- **Exercise**: From the listing that follows, extract every line and set it down unaltered.

Records that describe figures
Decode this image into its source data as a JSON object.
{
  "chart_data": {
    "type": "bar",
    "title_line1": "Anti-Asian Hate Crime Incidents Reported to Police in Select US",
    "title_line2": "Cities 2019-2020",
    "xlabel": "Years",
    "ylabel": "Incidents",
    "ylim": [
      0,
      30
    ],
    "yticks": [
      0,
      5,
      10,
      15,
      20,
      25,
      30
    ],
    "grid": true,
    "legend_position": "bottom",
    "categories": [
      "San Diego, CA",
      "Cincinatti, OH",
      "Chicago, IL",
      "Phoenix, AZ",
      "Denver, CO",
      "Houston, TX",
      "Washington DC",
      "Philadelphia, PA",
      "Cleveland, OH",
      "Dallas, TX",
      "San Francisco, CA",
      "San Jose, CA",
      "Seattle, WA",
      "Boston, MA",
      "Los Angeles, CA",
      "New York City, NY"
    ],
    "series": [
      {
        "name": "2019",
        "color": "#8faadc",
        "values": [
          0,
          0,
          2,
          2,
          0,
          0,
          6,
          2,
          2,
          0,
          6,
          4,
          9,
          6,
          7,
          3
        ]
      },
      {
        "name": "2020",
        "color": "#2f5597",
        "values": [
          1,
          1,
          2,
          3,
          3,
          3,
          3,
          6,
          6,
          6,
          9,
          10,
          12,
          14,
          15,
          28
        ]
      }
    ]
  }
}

- **Task response**:
Decode this image into its source data as a JSON object.
{
  "chart_data": {
    "type": "bar",
    "title_line1": "Anti-Asian Hate Crime Incidents Reported to Police in Select US",
    "title_line2": "Cities 2019-2020",
    "xlabel": "Years",
    "ylabel": "Incidents",
    "ylim": [
      0,
      30
    ],
    "yticks": [
      0,
      5,
      10,
      15,
      20,
      25,
      30
    ],
    "grid": true,
    "legend_position": "bottom",
    "categories": [
      "San Diego, CA",
      "Cincinatti, OH",
      "Chicago, IL",
      "Phoenix, AZ",
      "Denver, CO",
      "Houston, TX",
      "Washington DC",
      "Philadelphia, PA",
      "Cleveland, OH",
      "Dallas, TX",
      "San Francisco, CA",
      "San Jose, CA",
      "Seattle, WA",
      "Boston, MA",
      "Los Angeles, CA",
      "New York City, NY"
    ],
    "series": [
      {
        "name": "2019",
        "color": "#8faadc",
        "values": [
          0,
          0,
          2,
          2,
          0,
          0,
          6,
          2,
          2,
          0,
          6,
          4,
          9,
          6,
          7,
          3
        ]
      },
      {
        "name": "2020",
        "color": "#2f5597",
        "values": [
          1,
          1,
          2,
          3,
          3,
          3,
          3,
          6,
          6,
          6,
          9,
          10,
          12,
          14,
          15,
          28
        ]
      }
    ]
  }
}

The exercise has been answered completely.